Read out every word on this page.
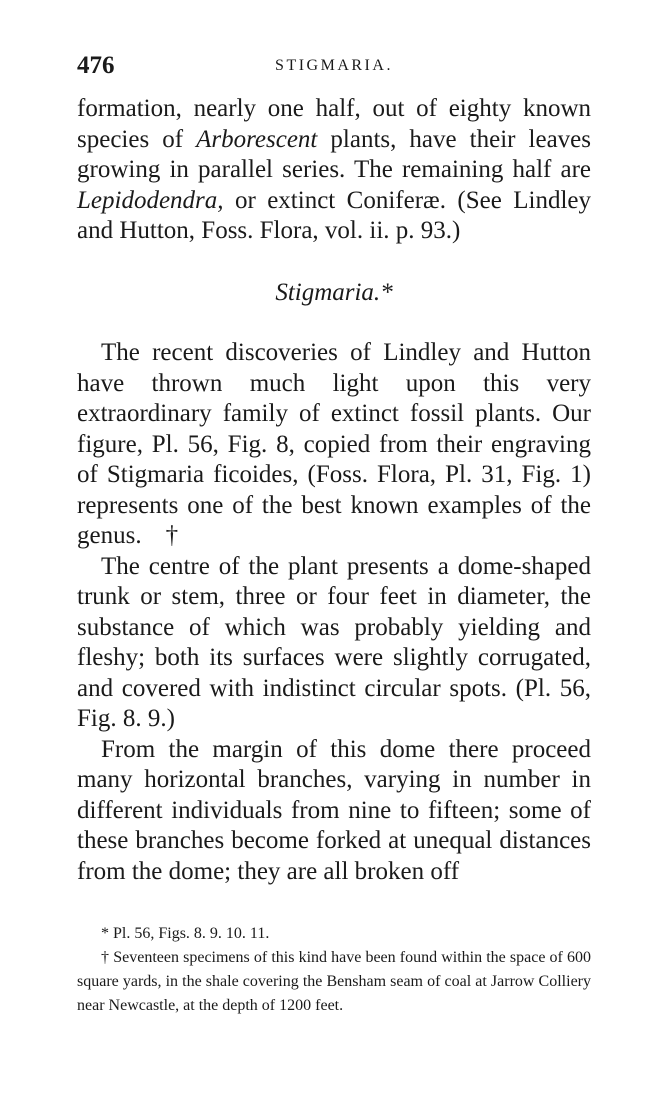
476	STIGMARIA.

formation, nearly one half, out of eighty known species of Arborescent plants, have their leaves growing in parallel series. The remaining half are Lepidodendra, or extinct Coniferæ. (See Lindley and Hutton, Foss. Flora, vol. ii. p. 93.)

Stigmaria.*

The recent discoveries of Lindley and Hutton have thrown much light upon this very extraordinary family of extinct fossil plants. Our figure, Pl. 56, Fig. 8, copied from their engraving of Stigmaria ficoides, (Foss. Flora, Pl. 31, Fig. 1) represents one of the best known examples of the genus. †

The centre of the plant presents a dome-shaped trunk or stem, three or four feet in diameter, the substance of which was probably yielding and fleshy; both its surfaces were slightly corrugated, and covered with indistinct circular spots. (Pl. 56, Fig. 8. 9.)

From the margin of this dome there proceed many horizontal branches, varying in number in different individuals from nine to fifteen; some of these branches become forked at unequal distances from the dome; they are all broken off

* Pl. 56, Figs. 8. 9. 10. 11.

† Seventeen specimens of this kind have been found within the space of 600 square yards, in the shale covering the Bensham seam of coal at Jarrow Colliery near Newcastle, at the depth of 1200 feet.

★ ★ ★ ★

--- Task instructions ---
Count the lines that hold the string "dome" and state that number alone.

--- Solution to this task ---
2